* [SET EXERCISE]: Reproduce the rows word for word, from the first one through the row containing "section-heading: Additive to", including both.

(A block of data)
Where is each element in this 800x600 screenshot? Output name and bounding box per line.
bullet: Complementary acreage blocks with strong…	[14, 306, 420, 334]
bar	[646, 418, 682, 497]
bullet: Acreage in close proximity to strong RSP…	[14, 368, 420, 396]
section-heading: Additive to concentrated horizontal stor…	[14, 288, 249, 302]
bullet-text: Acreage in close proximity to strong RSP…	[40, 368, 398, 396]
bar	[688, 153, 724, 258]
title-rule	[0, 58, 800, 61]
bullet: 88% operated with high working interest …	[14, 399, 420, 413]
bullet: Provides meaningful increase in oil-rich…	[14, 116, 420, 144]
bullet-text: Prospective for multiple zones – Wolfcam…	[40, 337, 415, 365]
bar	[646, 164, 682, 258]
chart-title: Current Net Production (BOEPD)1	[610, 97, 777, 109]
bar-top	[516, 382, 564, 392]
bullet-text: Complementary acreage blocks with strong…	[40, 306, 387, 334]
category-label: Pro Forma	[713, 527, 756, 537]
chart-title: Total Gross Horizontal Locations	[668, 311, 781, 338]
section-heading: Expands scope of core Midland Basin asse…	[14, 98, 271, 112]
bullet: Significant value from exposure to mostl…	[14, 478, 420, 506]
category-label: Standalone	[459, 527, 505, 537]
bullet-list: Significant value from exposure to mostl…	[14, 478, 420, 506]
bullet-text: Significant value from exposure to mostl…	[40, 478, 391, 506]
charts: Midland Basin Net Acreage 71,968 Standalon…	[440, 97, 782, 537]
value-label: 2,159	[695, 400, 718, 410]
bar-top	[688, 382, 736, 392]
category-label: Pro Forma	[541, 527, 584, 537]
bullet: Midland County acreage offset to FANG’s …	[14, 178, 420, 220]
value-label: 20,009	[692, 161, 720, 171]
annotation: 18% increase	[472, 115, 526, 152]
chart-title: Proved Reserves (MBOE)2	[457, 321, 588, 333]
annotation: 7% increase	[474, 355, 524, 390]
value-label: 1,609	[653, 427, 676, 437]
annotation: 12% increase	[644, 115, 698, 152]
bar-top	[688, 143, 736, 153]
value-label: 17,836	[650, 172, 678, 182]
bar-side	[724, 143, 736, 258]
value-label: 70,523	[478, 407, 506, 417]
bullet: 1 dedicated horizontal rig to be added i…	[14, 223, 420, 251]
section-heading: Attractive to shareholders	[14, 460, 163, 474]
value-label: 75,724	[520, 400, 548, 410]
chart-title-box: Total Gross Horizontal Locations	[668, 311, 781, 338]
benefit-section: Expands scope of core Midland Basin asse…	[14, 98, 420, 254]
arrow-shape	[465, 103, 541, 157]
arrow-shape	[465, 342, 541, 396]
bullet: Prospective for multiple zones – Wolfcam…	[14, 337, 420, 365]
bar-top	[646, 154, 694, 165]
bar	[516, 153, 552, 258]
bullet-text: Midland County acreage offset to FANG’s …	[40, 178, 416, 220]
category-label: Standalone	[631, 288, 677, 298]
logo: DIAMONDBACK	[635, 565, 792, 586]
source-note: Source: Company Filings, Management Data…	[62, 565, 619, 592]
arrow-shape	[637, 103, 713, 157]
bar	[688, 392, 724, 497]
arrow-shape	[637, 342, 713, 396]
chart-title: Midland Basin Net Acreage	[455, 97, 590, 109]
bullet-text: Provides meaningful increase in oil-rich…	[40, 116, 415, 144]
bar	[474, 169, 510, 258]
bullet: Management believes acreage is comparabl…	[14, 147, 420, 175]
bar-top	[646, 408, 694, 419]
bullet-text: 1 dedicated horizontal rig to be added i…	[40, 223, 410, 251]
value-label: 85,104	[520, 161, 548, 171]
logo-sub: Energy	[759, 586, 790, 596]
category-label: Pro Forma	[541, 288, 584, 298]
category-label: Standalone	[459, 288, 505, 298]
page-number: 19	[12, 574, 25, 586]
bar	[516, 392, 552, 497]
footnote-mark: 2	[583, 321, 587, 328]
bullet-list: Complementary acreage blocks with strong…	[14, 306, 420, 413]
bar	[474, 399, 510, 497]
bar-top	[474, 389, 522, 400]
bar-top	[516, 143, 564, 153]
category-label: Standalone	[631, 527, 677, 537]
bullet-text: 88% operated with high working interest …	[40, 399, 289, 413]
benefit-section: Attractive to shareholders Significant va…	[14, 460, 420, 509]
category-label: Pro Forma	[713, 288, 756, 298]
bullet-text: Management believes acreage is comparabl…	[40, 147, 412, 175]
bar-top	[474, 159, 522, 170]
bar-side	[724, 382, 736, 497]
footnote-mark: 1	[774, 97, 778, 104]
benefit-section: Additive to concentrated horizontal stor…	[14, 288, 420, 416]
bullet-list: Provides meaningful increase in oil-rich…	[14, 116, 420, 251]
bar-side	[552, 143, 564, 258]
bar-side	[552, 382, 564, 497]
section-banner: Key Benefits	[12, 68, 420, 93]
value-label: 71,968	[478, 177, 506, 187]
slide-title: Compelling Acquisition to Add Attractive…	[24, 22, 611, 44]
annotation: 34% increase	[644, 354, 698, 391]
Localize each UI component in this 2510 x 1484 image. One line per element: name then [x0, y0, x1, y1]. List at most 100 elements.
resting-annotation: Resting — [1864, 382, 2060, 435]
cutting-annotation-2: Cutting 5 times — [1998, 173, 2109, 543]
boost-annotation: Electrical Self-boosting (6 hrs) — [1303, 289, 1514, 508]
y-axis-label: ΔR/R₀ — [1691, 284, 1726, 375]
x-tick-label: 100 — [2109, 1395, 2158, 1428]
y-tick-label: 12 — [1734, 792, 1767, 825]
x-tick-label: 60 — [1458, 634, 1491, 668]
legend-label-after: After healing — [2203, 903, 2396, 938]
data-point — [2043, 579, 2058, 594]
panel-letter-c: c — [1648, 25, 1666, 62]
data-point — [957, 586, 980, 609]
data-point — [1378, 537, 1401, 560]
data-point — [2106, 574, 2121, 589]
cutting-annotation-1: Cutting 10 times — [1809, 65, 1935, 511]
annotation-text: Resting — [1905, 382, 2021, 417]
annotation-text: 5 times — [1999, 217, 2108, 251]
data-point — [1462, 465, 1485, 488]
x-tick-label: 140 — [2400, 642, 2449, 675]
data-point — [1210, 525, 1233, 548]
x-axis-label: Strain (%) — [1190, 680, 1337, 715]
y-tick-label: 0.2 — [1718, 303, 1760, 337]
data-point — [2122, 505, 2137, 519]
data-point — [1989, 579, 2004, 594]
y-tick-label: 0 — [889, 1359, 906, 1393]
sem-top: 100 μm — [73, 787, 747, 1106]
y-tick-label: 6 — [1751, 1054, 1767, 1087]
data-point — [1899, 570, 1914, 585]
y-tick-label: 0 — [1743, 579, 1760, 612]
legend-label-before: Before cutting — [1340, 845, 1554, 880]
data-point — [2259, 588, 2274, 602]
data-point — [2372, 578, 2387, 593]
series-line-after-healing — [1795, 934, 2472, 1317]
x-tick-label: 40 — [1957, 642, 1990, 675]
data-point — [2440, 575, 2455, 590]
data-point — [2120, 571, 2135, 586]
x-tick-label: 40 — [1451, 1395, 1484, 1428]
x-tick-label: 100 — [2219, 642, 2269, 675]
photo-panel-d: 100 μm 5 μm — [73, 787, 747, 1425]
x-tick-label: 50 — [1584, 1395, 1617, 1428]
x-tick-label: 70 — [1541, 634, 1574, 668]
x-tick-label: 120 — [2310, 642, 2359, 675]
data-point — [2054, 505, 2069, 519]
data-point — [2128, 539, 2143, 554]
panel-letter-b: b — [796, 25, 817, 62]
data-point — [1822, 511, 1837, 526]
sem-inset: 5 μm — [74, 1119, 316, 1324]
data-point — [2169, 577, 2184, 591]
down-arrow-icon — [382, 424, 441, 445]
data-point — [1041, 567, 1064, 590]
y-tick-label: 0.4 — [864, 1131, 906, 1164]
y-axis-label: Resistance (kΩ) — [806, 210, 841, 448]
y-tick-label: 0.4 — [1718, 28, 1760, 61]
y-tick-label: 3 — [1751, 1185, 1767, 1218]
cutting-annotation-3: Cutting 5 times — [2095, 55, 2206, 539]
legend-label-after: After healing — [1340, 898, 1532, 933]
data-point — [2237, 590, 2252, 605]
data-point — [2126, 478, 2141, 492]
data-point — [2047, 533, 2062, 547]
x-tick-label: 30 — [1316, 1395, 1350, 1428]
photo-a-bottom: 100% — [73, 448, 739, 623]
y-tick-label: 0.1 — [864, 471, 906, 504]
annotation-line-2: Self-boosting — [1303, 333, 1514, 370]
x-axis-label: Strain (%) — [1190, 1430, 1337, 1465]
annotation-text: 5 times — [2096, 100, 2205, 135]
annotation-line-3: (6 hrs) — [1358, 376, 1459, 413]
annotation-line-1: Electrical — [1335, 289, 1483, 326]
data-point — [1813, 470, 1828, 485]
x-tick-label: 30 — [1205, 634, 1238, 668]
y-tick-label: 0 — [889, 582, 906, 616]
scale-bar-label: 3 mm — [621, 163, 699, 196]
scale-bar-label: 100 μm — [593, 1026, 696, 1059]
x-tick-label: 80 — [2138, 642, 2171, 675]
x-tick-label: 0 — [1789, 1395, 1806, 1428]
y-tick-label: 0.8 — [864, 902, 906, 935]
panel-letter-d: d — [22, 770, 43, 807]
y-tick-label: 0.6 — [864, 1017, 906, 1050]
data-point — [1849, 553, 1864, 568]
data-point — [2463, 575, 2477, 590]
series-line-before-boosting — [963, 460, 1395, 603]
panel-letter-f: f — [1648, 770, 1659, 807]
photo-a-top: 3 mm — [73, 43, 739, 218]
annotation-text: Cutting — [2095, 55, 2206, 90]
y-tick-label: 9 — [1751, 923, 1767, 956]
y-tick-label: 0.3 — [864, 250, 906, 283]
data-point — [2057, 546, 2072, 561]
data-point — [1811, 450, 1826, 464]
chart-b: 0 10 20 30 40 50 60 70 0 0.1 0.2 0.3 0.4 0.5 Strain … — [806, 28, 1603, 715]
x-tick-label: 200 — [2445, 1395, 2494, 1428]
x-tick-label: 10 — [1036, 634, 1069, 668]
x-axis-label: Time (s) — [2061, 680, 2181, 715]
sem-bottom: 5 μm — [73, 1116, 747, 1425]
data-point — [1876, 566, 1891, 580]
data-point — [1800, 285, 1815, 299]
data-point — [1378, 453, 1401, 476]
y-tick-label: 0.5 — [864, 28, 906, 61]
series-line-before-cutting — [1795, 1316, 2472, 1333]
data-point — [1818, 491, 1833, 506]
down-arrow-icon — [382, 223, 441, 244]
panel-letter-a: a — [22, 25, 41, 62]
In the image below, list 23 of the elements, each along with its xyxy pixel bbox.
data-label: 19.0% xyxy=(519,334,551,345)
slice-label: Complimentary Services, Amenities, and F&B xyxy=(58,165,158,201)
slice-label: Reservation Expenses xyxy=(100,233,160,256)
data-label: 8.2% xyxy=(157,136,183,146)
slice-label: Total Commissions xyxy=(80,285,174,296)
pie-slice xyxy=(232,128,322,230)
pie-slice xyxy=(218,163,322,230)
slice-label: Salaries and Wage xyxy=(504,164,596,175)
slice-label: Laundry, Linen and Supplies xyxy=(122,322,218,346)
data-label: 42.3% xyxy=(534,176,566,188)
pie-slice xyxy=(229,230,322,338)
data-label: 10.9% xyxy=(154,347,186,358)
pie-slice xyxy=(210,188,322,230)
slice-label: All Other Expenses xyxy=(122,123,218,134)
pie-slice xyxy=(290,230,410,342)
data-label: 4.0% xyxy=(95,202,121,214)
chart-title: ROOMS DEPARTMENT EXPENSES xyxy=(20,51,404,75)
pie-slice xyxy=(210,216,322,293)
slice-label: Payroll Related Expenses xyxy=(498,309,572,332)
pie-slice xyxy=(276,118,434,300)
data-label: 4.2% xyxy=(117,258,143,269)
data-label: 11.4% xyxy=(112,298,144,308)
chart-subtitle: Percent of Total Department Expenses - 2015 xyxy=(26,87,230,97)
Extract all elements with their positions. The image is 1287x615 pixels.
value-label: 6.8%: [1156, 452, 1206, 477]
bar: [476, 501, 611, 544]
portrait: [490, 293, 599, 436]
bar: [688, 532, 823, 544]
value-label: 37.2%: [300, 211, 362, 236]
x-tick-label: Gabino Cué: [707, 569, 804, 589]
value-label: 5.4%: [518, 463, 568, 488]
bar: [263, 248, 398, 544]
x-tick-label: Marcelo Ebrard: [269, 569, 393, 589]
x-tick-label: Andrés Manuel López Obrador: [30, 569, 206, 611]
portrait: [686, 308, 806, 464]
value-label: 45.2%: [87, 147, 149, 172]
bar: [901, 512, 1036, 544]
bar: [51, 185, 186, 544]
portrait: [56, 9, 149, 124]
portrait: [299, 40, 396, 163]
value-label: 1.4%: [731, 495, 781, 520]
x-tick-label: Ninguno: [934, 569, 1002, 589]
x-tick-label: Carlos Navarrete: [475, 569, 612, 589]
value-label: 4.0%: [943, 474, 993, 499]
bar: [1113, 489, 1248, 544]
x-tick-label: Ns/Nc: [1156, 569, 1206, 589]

* [ANSWER TO THE PROBLEM]:
Where is each element in this 800x600 screenshot? Output name and bounding box per line.
bullet: Complementary acreage blocks with strong…	[14, 306, 420, 334]
bar	[646, 418, 682, 497]
bullet: Acreage in close proximity to strong RSP…	[14, 368, 420, 396]
section-heading: Additive to concentrated horizontal stor…	[14, 288, 249, 302]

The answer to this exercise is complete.